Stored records
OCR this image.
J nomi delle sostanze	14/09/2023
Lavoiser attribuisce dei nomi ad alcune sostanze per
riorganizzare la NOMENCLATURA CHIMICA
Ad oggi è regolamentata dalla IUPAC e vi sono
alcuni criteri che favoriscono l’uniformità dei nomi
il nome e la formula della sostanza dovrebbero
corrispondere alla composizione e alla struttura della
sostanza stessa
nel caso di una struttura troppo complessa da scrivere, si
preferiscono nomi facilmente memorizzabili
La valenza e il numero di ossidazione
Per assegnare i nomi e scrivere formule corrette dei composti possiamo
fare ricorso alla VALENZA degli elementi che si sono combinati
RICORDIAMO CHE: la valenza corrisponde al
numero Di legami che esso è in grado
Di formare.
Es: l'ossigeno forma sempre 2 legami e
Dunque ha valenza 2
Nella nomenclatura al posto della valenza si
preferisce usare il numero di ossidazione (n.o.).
==
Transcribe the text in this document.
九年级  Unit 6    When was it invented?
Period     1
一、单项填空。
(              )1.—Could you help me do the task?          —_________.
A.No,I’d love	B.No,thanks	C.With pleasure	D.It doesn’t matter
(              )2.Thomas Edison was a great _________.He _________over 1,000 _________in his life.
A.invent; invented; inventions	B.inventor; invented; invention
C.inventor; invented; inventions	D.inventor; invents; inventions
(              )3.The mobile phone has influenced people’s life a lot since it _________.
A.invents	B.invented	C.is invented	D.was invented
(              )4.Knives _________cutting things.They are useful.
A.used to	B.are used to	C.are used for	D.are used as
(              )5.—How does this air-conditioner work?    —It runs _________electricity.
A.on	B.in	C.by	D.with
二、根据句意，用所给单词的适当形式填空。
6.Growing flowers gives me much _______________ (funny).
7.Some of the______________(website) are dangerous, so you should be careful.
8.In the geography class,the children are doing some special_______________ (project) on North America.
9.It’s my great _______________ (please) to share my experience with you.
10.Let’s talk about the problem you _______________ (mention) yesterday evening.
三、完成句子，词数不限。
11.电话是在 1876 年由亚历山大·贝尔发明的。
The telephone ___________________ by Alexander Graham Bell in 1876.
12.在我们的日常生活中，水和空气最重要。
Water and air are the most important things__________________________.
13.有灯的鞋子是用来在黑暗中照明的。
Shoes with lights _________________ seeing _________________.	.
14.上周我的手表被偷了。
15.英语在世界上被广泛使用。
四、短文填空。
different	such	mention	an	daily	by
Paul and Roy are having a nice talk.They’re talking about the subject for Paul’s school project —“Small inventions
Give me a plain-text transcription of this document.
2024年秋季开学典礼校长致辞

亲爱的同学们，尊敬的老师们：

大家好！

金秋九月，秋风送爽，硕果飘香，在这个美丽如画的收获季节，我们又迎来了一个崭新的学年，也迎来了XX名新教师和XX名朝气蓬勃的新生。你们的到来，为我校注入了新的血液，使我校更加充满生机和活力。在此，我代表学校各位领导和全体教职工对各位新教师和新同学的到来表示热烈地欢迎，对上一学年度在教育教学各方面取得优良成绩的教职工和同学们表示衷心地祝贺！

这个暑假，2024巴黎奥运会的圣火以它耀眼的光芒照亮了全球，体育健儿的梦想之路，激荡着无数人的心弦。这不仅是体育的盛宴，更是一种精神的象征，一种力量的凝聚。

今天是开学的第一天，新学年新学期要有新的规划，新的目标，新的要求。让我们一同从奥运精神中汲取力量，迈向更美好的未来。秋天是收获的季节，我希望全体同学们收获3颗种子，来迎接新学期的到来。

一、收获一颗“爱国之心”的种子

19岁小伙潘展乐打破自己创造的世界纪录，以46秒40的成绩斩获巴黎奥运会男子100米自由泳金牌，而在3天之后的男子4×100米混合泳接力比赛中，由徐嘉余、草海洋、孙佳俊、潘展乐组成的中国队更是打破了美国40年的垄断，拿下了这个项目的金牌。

## Exercise task
Find the string "great" in the listing and return every line that holds it.

## Exercise result
(              )2.Thomas Edison was a great _________.He _________over 1,000 _________in his life.
9.It’s my great _______________ (please) to share my experience with you.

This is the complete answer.